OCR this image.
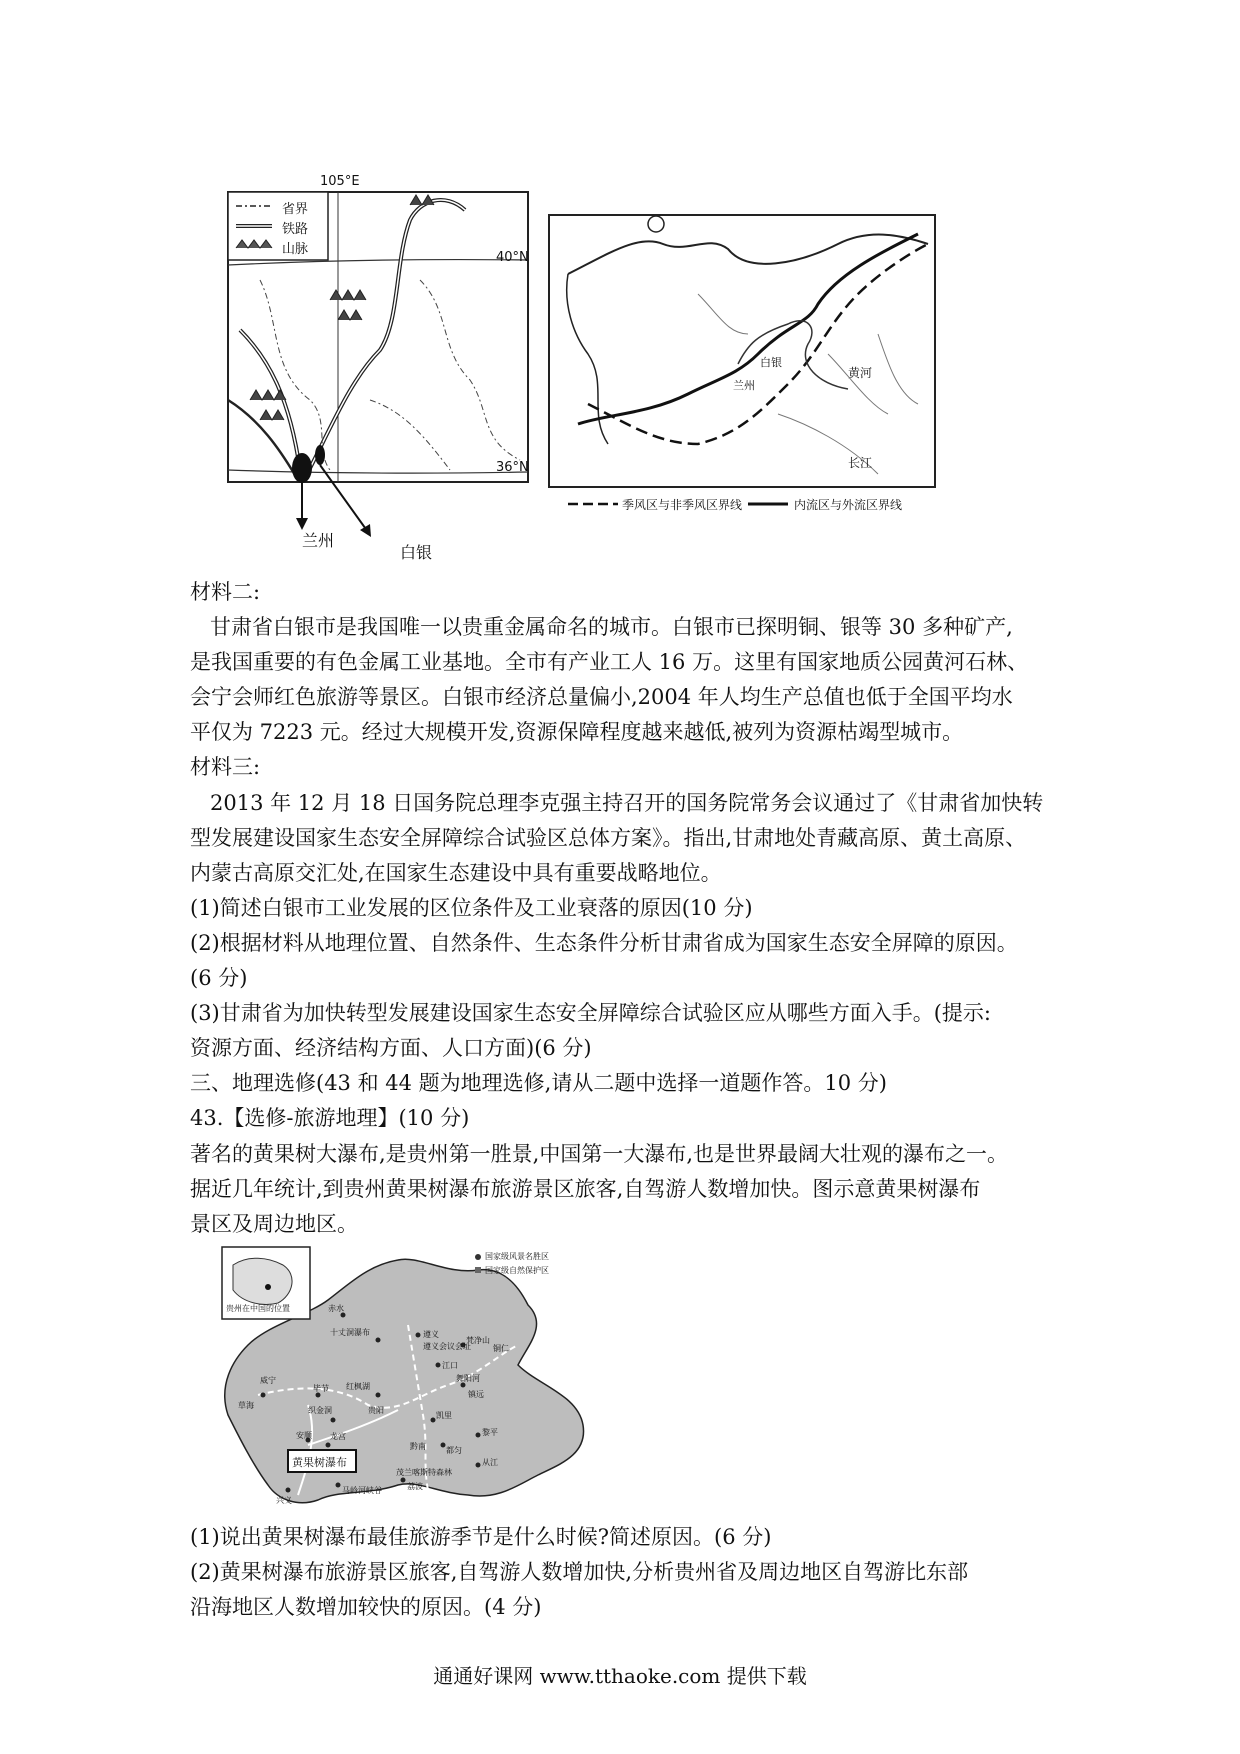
105°E
40°N
36°N
省界
铁路
山脉
兰州
白银
白银
兰州
黄河
长江
季风区与非季风区界线	内流区与外流区界线
材料二:
甘肃省白银市是我国唯一以贵重金属命名的城市。白银市已探明铜、银等 30 多种矿产,
是我国重要的有色金属工业基地。全市有产业工人 16 万。这里有国家地质公园黄河石林、
会宁会师红色旅游等景区。白银市经济总量偏小,2004 年人均生产总值也低于全国平均水
平仅为 7223 元。经过大规模开发,资源保障程度越来越低,被列为资源枯竭型城市。
材料三:
2013 年 12 月 18 日国务院总理李克强主持召开的国务院常务会议通过了《甘肃省加快转
型发展建设国家生态安全屏障综合试验区总体方案》。指出,甘肃地处青藏高原、黄土高原、
内蒙古高原交汇处,在国家生态建设中具有重要战略地位。
(1)简述白银市工业发展的区位条件及工业衰落的原因(10 分)
(2)根据材料从地理位置、自然条件、生态条件分析甘肃省成为国家生态安全屏障的原因。
(6 分)
(3)甘肃省为加快转型发展建设国家生态安全屏障综合试验区应从哪些方面入手。(提示:
资源方面、经济结构方面、人口方面)(6 分)
三、地理选修(43 和 44 题为地理选修,请从二题中选择一道题作答。10 分)
43.【选修-旅游地理】(10 分)
著名的黄果树大瀑布,是贵州第一胜景,中国第一大瀑布,也是世界最阔大壮观的瀑布之一。
据近几年统计,到贵州黄果树瀑布旅游景区旅客,自驾游人数增加快。图示意黄果树瀑布
景区及周边地区。
贵州在中国的位置
国家级风景名胜区
国家级自然保护区
黄果树瀑布
赤水
十丈洞瀑布	遵义
遵义会议会址
梵净山
铜仁
江口
舞阳河
镇远
凯里
黎平
从江
荔波
茂兰喀斯特森林
威宁
草海
毕节
织金洞
红枫湖
贵阳
安顺 龙宫
兴义
马岭河峡谷
黔南	都匀
(1)说出黄果树瀑布最佳旅游季节是什么时候?简述原因。(6 分)
(2)黄果树瀑布旅游景区旅客,自驾游人数增加快,分析贵州省及周边地区自驾游比东部
沿海地区人数增加较快的原因。(4 分)
通通好课网 www.tthaoke.com 提供下载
• • •
- **Required work**
Drop the images and quote the entries word for word.

- **Task answer**
OCR this image.
105°E
40°N
36°N
省界
铁路
山脉
兰州
白银
白银
兰州
黄河
长江
季风区与非季风区界线	内流区与外流区界线
材料二:
甘肃省白银市是我国唯一以贵重金属命名的城市。白银市已探明铜、银等 30 多种矿产,
是我国重要的有色金属工业基地。全市有产业工人 16 万。这里有国家地质公园黄河石林、
会宁会师红色旅游等景区。白银市经济总量偏小,2004 年人均生产总值也低于全国平均水
平仅为 7223 元。经过大规模开发,资源保障程度越来越低,被列为资源枯竭型城市。
材料三:
2013 年 12 月 18 日国务院总理李克强主持召开的国务院常务会议通过了《甘肃省加快转
型发展建设国家生态安全屏障综合试验区总体方案》。指出,甘肃地处青藏高原、黄土高原、
内蒙古高原交汇处,在国家生态建设中具有重要战略地位。
(1)简述白银市工业发展的区位条件及工业衰落的原因(10 分)
(2)根据材料从地理位置、自然条件、生态条件分析甘肃省成为国家生态安全屏障的原因。
(6 分)
(3)甘肃省为加快转型发展建设国家生态安全屏障综合试验区应从哪些方面入手。(提示:
资源方面、经济结构方面、人口方面)(6 分)
三、地理选修(43 和 44 题为地理选修,请从二题中选择一道题作答。10 分)
43.【选修-旅游地理】(10 分)
著名的黄果树大瀑布,是贵州第一胜景,中国第一大瀑布,也是世界最阔大壮观的瀑布之一。
据近几年统计,到贵州黄果树瀑布旅游景区旅客,自驾游人数增加快。图示意黄果树瀑布
景区及周边地区。
贵州在中国的位置
国家级风景名胜区
国家级自然保护区
黄果树瀑布
赤水
十丈洞瀑布	遵义
遵义会议会址
梵净山
铜仁
江口
舞阳河
镇远
凯里
黎平
从江
荔波
茂兰喀斯特森林
威宁
草海
毕节
织金洞
红枫湖
贵阳
安顺 龙宫
兴义
马岭河峡谷
黔南	都匀
(1)说出黄果树瀑布最佳旅游季节是什么时候?简述原因。(6 分)
(2)黄果树瀑布旅游景区旅客,自驾游人数增加快,分析贵州省及周边地区自驾游比东部
沿海地区人数增加较快的原因。(4 分)
通通好课网 www.tthaoke.com 提供下载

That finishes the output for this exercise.